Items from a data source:
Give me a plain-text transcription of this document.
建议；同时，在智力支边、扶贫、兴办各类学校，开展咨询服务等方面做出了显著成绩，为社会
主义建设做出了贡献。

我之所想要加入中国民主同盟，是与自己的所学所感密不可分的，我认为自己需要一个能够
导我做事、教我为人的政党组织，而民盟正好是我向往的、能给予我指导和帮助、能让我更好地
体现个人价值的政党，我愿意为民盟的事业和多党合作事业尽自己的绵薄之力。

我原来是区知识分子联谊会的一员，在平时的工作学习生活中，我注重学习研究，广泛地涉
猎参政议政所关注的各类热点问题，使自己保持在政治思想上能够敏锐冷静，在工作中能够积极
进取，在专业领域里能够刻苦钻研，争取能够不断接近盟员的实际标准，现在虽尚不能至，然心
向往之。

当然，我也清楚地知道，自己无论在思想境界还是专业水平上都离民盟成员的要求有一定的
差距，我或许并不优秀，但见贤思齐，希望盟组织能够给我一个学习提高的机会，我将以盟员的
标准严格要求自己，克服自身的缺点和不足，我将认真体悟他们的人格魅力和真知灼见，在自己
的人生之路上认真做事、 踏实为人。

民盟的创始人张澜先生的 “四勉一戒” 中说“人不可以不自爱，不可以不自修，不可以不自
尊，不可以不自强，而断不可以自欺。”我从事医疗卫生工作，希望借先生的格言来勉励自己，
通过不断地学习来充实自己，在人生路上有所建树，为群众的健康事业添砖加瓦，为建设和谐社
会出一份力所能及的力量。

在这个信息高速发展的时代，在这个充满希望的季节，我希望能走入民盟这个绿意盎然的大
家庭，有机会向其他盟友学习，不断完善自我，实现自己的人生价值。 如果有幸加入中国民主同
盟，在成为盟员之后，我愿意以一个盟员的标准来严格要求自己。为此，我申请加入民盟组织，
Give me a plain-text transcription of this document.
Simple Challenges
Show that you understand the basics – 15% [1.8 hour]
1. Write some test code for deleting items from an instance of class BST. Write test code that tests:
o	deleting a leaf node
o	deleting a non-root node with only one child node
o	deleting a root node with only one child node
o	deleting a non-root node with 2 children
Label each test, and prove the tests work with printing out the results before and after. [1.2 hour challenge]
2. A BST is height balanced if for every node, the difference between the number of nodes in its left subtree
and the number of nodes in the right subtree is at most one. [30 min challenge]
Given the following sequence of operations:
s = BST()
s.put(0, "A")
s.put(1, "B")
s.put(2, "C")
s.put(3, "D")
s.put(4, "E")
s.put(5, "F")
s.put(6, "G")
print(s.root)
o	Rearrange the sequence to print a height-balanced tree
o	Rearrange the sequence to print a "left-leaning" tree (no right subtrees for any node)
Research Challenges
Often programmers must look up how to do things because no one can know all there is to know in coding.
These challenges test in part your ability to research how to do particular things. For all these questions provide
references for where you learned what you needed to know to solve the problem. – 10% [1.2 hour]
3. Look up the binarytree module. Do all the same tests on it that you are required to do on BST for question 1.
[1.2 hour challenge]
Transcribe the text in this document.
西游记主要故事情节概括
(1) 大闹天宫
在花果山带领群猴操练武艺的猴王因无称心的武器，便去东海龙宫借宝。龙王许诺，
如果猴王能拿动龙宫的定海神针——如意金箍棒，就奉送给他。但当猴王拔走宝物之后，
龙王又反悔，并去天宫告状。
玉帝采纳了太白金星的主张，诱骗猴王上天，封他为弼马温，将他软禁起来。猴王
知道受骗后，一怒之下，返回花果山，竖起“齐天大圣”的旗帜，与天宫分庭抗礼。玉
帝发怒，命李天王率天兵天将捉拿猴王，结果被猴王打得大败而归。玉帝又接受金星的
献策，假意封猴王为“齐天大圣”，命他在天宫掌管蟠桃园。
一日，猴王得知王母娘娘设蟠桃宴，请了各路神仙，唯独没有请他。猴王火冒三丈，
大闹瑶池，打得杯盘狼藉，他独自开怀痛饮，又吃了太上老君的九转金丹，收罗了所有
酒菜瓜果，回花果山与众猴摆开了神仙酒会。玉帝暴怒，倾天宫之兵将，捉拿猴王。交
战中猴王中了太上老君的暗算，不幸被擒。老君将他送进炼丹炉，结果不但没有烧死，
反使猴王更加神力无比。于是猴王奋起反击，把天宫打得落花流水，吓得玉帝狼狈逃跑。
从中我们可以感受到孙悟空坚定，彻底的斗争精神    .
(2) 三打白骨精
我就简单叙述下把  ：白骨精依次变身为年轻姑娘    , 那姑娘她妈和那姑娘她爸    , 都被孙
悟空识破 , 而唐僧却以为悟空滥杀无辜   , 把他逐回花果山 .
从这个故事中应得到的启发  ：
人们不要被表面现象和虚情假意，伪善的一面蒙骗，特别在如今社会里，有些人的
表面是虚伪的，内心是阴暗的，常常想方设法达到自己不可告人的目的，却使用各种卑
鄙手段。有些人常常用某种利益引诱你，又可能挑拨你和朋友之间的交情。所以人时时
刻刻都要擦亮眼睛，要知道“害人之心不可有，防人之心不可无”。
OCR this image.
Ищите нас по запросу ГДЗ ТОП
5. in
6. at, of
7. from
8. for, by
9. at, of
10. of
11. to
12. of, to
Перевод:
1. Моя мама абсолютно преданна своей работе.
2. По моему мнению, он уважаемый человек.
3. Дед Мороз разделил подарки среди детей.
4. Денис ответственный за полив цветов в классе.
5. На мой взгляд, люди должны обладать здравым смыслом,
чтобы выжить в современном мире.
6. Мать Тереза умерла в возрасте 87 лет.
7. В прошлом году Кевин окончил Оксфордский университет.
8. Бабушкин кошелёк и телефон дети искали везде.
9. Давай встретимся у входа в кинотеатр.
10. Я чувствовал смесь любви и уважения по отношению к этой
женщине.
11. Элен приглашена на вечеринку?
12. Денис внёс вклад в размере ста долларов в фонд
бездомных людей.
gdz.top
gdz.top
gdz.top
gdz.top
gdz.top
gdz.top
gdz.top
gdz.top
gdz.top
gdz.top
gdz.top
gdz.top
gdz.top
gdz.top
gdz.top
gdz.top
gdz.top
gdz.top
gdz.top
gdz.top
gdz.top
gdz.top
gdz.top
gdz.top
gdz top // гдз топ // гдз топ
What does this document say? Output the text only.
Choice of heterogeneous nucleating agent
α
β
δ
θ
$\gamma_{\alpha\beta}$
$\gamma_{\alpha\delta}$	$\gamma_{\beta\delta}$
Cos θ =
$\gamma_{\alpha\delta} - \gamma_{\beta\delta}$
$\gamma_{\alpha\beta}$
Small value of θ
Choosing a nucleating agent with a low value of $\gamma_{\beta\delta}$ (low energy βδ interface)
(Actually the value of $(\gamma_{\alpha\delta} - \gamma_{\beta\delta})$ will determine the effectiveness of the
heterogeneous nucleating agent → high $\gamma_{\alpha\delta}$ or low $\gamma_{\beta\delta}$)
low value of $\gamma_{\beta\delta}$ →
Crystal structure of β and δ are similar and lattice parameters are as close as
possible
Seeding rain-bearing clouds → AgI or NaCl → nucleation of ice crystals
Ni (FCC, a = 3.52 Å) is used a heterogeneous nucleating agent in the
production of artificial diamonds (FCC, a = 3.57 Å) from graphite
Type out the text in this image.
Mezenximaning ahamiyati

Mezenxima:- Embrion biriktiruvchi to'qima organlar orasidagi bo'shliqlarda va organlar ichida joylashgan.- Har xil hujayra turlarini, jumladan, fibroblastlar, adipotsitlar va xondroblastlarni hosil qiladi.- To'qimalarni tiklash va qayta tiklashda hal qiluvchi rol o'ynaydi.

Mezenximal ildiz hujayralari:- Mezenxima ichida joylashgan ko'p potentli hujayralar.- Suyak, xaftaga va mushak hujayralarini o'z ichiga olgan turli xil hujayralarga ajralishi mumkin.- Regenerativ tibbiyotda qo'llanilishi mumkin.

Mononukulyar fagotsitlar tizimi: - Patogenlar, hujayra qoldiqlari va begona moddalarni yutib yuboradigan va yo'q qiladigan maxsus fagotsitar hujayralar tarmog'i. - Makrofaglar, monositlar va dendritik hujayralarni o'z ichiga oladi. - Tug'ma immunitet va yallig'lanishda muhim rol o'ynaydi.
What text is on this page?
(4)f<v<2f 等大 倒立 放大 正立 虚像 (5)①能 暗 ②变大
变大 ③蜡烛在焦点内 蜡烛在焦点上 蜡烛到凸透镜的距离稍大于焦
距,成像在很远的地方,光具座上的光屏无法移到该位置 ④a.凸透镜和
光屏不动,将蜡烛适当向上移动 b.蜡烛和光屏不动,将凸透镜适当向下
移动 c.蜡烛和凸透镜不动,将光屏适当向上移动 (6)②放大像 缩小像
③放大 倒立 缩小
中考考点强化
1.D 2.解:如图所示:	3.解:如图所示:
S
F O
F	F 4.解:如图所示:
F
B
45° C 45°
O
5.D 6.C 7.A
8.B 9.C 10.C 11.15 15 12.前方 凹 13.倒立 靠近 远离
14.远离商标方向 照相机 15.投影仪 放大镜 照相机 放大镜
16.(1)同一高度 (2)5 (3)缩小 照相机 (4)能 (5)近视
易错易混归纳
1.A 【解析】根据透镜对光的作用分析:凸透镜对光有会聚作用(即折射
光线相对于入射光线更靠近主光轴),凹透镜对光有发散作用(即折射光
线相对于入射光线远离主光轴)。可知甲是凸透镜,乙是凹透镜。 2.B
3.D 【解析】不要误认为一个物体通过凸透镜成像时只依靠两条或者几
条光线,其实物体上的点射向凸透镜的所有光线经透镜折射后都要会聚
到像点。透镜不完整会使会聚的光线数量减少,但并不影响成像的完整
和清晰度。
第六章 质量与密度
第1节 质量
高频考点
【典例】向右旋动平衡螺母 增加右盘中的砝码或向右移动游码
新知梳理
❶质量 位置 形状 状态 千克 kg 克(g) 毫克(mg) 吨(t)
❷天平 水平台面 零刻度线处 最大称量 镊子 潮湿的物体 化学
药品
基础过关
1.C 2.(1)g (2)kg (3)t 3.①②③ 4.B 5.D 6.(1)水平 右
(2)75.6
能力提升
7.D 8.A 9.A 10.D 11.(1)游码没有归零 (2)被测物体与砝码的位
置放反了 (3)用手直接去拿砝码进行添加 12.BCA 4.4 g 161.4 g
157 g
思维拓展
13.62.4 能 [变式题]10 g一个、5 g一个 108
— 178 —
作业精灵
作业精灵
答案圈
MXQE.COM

Instruction: Show each line in the entries that holds the string "number".

Task answer:
2. A BST is height balanced if for every node, the difference between the number of nodes in its left subtree
and the number of nodes in the right subtree is at most one. [30 min challenge]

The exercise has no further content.